Do this: From the entries below, list each line with "icon".
[begin Input for this task]
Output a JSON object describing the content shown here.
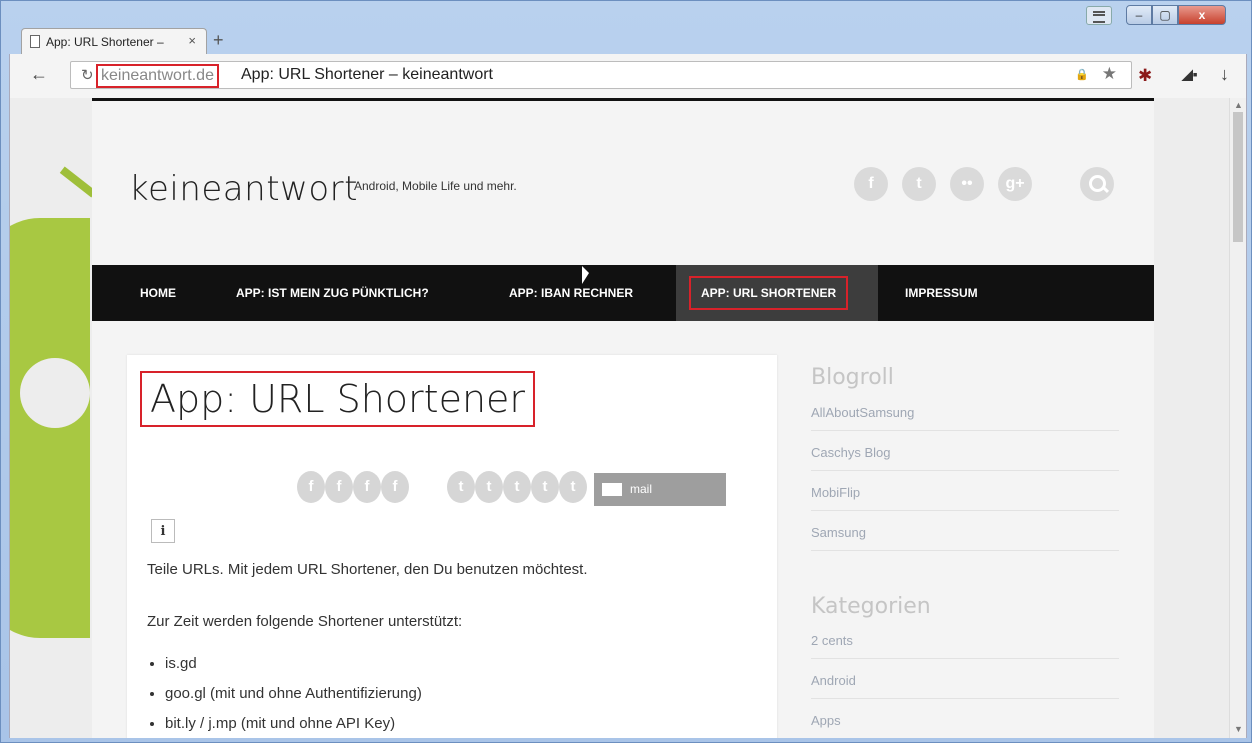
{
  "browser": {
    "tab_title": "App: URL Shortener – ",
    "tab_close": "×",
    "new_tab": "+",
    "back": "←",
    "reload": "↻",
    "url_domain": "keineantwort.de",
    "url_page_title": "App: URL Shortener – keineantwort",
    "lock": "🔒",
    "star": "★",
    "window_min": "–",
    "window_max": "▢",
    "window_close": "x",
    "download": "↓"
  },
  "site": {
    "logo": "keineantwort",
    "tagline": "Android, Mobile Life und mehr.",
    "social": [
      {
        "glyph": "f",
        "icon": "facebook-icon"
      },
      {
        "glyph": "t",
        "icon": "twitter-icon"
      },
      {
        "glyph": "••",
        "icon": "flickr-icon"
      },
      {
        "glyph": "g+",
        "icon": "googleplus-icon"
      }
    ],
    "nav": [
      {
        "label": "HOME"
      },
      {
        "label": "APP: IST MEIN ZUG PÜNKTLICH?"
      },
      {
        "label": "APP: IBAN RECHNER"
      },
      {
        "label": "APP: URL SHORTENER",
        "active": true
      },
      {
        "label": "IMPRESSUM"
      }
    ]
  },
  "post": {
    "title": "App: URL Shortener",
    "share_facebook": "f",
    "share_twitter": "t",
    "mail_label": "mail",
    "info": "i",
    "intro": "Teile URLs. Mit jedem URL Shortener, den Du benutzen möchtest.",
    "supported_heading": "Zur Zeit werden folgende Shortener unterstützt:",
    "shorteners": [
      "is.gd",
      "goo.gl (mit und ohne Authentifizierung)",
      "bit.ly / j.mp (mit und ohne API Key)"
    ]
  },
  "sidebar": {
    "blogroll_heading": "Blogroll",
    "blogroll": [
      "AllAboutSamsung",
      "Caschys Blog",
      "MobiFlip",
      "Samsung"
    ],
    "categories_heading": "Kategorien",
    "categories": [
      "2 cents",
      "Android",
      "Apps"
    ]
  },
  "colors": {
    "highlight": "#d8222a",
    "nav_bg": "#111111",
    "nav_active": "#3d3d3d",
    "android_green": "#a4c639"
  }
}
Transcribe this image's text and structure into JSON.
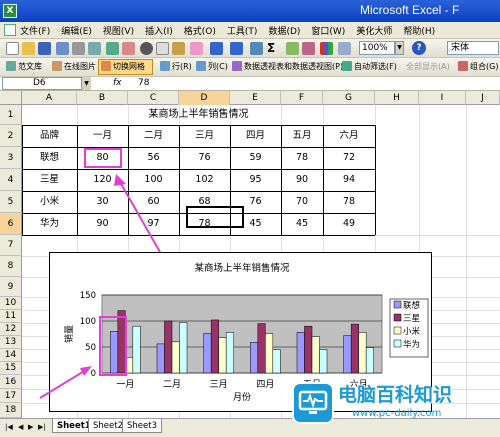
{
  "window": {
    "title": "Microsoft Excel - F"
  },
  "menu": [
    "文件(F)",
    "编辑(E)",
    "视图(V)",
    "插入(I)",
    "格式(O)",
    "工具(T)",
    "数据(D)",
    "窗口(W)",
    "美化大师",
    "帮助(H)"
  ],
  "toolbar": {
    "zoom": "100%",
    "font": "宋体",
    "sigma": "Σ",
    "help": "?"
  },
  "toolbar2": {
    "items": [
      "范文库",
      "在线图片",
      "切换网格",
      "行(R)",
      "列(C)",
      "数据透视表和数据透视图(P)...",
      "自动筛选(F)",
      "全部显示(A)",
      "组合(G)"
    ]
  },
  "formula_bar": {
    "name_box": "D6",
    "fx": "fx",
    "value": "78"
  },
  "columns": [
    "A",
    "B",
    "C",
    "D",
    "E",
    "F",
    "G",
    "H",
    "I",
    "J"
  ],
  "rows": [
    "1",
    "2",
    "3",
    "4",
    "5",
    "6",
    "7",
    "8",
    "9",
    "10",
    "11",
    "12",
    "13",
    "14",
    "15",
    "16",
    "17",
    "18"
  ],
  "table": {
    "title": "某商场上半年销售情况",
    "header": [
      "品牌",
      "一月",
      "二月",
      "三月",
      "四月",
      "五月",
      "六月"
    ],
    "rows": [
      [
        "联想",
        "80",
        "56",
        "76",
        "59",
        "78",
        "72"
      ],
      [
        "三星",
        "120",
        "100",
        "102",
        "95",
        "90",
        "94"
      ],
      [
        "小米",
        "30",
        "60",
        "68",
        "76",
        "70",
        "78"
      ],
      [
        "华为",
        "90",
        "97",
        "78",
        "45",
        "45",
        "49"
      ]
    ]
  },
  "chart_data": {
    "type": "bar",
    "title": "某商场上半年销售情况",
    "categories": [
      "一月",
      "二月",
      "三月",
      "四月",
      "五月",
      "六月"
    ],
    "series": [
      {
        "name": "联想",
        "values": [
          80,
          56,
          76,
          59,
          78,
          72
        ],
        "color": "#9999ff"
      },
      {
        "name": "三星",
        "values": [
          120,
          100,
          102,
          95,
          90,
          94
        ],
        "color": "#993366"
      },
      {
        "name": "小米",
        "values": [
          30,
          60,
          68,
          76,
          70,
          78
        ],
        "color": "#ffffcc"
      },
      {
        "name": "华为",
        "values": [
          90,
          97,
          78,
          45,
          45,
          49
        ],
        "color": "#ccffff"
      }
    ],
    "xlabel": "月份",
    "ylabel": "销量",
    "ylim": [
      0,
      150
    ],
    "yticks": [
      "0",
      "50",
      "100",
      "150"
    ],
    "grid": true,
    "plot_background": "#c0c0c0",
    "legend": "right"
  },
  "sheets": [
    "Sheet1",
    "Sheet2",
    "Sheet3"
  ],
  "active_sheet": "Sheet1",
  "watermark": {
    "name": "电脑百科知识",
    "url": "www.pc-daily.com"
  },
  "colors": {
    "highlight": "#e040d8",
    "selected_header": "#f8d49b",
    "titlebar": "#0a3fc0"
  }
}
[end Input for this task]
Solution below:
        "icon": "facebook-icon"
        "icon": "twitter-icon"
        "icon": "flickr-icon"
        "icon": "googleplus-icon"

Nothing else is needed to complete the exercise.